**Task requirements:**
Return a copy of each line that holds the string "transducer".

==========

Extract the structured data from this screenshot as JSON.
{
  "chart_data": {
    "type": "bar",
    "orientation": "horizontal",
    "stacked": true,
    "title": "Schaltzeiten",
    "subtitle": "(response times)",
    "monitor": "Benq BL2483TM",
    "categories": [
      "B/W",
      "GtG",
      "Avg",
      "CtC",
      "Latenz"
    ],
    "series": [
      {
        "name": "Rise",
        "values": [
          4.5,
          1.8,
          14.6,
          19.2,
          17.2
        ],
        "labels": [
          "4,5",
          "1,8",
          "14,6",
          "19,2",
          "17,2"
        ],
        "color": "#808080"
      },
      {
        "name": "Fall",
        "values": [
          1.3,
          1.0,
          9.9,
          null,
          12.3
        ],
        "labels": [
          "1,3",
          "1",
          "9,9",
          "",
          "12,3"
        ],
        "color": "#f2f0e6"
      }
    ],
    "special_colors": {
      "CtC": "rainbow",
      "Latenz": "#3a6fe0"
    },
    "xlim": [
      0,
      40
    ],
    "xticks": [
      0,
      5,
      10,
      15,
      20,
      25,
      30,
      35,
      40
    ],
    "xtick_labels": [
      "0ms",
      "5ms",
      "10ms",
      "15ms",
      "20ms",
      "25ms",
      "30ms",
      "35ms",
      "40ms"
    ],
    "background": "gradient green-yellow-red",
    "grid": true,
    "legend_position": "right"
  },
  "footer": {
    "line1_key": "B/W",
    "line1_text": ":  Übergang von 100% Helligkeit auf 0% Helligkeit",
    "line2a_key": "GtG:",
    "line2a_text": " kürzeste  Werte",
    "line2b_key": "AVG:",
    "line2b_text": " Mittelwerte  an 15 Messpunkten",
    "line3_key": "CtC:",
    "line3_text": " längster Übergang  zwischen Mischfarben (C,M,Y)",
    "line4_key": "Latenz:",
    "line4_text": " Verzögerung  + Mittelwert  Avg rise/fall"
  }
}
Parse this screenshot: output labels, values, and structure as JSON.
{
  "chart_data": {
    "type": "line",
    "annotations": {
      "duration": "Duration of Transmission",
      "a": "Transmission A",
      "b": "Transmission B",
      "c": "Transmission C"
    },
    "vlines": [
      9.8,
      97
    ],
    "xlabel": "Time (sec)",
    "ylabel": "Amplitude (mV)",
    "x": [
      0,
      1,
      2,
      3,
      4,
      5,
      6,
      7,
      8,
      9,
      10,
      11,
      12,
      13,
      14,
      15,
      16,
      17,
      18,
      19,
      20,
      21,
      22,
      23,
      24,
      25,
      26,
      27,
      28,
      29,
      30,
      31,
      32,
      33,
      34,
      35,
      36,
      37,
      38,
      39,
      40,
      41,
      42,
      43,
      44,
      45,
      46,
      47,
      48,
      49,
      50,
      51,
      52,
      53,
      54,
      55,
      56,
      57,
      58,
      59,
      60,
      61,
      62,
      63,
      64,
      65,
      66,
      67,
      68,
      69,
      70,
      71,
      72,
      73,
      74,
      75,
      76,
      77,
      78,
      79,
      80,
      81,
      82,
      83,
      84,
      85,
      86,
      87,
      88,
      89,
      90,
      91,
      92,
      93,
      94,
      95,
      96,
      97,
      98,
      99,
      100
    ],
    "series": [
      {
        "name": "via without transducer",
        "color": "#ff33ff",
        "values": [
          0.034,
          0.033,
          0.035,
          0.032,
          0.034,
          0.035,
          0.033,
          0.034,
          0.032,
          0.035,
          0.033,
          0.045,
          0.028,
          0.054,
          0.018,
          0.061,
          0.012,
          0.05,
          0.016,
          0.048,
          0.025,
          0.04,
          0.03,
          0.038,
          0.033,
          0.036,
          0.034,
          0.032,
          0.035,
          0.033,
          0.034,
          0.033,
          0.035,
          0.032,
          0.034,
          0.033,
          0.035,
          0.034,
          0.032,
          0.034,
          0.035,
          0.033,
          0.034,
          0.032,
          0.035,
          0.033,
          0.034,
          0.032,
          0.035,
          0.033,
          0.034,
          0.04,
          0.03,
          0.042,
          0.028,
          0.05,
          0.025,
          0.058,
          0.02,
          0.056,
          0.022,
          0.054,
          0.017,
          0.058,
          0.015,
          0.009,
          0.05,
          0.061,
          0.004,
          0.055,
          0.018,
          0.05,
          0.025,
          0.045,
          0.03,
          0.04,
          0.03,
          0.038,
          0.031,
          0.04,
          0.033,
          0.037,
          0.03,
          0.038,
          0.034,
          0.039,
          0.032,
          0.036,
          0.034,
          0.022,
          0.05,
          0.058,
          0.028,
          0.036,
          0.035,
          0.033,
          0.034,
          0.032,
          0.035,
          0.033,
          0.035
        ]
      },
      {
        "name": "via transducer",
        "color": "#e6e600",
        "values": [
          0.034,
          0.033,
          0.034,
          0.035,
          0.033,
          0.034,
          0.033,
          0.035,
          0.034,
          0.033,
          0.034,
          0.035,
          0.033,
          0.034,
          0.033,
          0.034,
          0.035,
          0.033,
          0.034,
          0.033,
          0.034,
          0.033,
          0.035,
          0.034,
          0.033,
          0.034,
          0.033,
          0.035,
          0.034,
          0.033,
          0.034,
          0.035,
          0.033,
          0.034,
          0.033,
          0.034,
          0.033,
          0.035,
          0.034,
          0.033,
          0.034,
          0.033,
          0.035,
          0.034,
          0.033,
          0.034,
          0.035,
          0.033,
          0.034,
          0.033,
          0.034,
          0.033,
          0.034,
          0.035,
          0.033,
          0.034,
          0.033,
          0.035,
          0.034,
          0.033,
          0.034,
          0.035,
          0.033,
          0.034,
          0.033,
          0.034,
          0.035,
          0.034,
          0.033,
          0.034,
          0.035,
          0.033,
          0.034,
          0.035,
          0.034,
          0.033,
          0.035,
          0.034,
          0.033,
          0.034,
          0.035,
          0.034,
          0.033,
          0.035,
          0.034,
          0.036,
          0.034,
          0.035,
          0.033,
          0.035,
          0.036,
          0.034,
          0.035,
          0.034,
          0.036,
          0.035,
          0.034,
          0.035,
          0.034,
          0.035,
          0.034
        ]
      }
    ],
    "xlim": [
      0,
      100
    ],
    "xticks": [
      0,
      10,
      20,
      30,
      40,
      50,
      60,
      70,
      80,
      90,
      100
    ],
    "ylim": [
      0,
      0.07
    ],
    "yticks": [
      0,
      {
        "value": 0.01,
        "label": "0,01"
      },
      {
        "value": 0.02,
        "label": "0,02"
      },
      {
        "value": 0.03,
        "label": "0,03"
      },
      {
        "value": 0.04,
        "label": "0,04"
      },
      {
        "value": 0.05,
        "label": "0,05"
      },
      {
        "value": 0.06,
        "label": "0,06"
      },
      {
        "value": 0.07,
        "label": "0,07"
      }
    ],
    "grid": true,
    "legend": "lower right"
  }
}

==========

**Task result:**
        "name": "via without transducer",
        "name": "via transducer",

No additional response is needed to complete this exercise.